Write out the records below word for word, please.
◇ ◇ ◇ ◇
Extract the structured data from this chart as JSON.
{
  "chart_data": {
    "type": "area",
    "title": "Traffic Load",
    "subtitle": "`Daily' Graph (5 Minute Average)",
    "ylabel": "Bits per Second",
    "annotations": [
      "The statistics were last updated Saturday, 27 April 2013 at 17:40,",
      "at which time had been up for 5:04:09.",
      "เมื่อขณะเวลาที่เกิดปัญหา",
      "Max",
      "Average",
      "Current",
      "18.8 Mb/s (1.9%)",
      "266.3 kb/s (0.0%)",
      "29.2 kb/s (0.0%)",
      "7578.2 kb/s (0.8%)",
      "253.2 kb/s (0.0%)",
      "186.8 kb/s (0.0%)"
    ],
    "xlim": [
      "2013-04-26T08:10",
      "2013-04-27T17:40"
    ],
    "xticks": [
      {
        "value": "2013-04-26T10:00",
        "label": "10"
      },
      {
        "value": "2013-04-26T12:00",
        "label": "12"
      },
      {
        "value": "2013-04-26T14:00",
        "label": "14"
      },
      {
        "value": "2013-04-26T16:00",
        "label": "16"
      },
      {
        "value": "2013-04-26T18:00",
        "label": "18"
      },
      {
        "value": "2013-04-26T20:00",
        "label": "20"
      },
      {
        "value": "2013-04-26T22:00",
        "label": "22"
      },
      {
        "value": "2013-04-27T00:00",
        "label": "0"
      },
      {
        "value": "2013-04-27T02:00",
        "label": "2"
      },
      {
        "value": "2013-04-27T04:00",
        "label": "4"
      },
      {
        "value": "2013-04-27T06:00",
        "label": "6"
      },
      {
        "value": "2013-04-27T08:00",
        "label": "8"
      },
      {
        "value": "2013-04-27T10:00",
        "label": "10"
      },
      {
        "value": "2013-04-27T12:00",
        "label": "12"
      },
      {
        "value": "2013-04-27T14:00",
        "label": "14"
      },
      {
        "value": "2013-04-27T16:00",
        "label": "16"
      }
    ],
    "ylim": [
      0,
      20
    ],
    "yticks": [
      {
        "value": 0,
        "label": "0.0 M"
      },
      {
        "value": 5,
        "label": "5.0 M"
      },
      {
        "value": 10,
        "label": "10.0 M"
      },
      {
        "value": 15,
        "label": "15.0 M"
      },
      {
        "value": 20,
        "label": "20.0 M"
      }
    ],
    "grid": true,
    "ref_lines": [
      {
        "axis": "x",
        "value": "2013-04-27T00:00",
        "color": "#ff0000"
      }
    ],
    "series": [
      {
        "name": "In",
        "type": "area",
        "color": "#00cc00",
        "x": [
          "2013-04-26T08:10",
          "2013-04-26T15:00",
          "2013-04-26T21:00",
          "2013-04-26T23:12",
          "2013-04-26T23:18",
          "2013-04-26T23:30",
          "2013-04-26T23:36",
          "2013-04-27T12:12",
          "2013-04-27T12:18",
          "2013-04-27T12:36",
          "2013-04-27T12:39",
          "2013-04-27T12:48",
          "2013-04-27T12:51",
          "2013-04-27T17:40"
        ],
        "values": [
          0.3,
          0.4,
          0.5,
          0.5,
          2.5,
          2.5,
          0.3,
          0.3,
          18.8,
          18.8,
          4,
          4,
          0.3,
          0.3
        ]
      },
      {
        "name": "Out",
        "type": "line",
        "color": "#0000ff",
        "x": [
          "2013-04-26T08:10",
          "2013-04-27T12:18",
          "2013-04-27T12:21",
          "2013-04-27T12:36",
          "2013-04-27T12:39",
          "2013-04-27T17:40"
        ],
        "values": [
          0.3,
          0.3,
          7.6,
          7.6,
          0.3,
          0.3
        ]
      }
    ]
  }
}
◇ ◇ ◇ ◇
[Completed exercise]
Extract the structured data from this chart as JSON.
{
  "chart_data": {
    "type": "area",
    "title": "Traffic Load",
    "subtitle": "`Daily' Graph (5 Minute Average)",
    "ylabel": "Bits per Second",
    "annotations": [
      "The statistics were last updated Saturday, 27 April 2013 at 17:40,",
      "at which time had been up for 5:04:09.",
      "เมื่อขณะเวลาที่เกิดปัญหา",
      "Max",
      "Average",
      "Current",
      "18.8 Mb/s (1.9%)",
      "266.3 kb/s (0.0%)",
      "29.2 kb/s (0.0%)",
      "7578.2 kb/s (0.8%)",
      "253.2 kb/s (0.0%)",
      "186.8 kb/s (0.0%)"
    ],
    "xlim": [
      "2013-04-26T08:10",
      "2013-04-27T17:40"
    ],
    "xticks": [
      {
        "value": "2013-04-26T10:00",
        "label": "10"
      },
      {
        "value": "2013-04-26T12:00",
        "label": "12"
      },
      {
        "value": "2013-04-26T14:00",
        "label": "14"
      },
      {
        "value": "2013-04-26T16:00",
        "label": "16"
      },
      {
        "value": "2013-04-26T18:00",
        "label": "18"
      },
      {
        "value": "2013-04-26T20:00",
        "label": "20"
      },
      {
        "value": "2013-04-26T22:00",
        "label": "22"
      },
      {
        "value": "2013-04-27T00:00",
        "label": "0"
      },
      {
        "value": "2013-04-27T02:00",
        "label": "2"
      },
      {
        "value": "2013-04-27T04:00",
        "label": "4"
      },
      {
        "value": "2013-04-27T06:00",
        "label": "6"
      },
      {
        "value": "2013-04-27T08:00",
        "label": "8"
      },
      {
        "value": "2013-04-27T10:00",
        "label": "10"
      },
      {
        "value": "2013-04-27T12:00",
        "label": "12"
      },
      {
        "value": "2013-04-27T14:00",
        "label": "14"
      },
      {
        "value": "2013-04-27T16:00",
        "label": "16"
      }
    ],
    "ylim": [
      0,
      20
    ],
    "yticks": [
      {
        "value": 0,
        "label": "0.0 M"
      },
      {
        "value": 5,
        "label": "5.0 M"
      },
      {
        "value": 10,
        "label": "10.0 M"
      },
      {
        "value": 15,
        "label": "15.0 M"
      },
      {
        "value": 20,
        "label": "20.0 M"
      }
    ],
    "grid": true,
    "ref_lines": [
      {
        "axis": "x",
        "value": "2013-04-27T00:00",
        "color": "#ff0000"
      }
    ],
    "series": [
      {
        "name": "In",
        "type": "area",
        "color": "#00cc00",
        "x": [
          "2013-04-26T08:10",
          "2013-04-26T15:00",
          "2013-04-26T21:00",
          "2013-04-26T23:12",
          "2013-04-26T23:18",
          "2013-04-26T23:30",
          "2013-04-26T23:36",
          "2013-04-27T12:12",
          "2013-04-27T12:18",
          "2013-04-27T12:36",
          "2013-04-27T12:39",
          "2013-04-27T12:48",
          "2013-04-27T12:51",
          "2013-04-27T17:40"
        ],
        "values": [
          0.3,
          0.4,
          0.5,
          0.5,
          2.5,
          2.5,
          0.3,
          0.3,
          18.8,
          18.8,
          4,
          4,
          0.3,
          0.3
        ]
      },
      {
        "name": "Out",
        "type": "line",
        "color": "#0000ff",
        "x": [
          "2013-04-26T08:10",
          "2013-04-27T12:18",
          "2013-04-27T12:21",
          "2013-04-27T12:36",
          "2013-04-27T12:39",
          "2013-04-27T17:40"
        ],
        "values": [
          0.3,
          0.3,
          7.6,
          7.6,
          0.3,
          0.3
        ]
      }
    ]
  }
}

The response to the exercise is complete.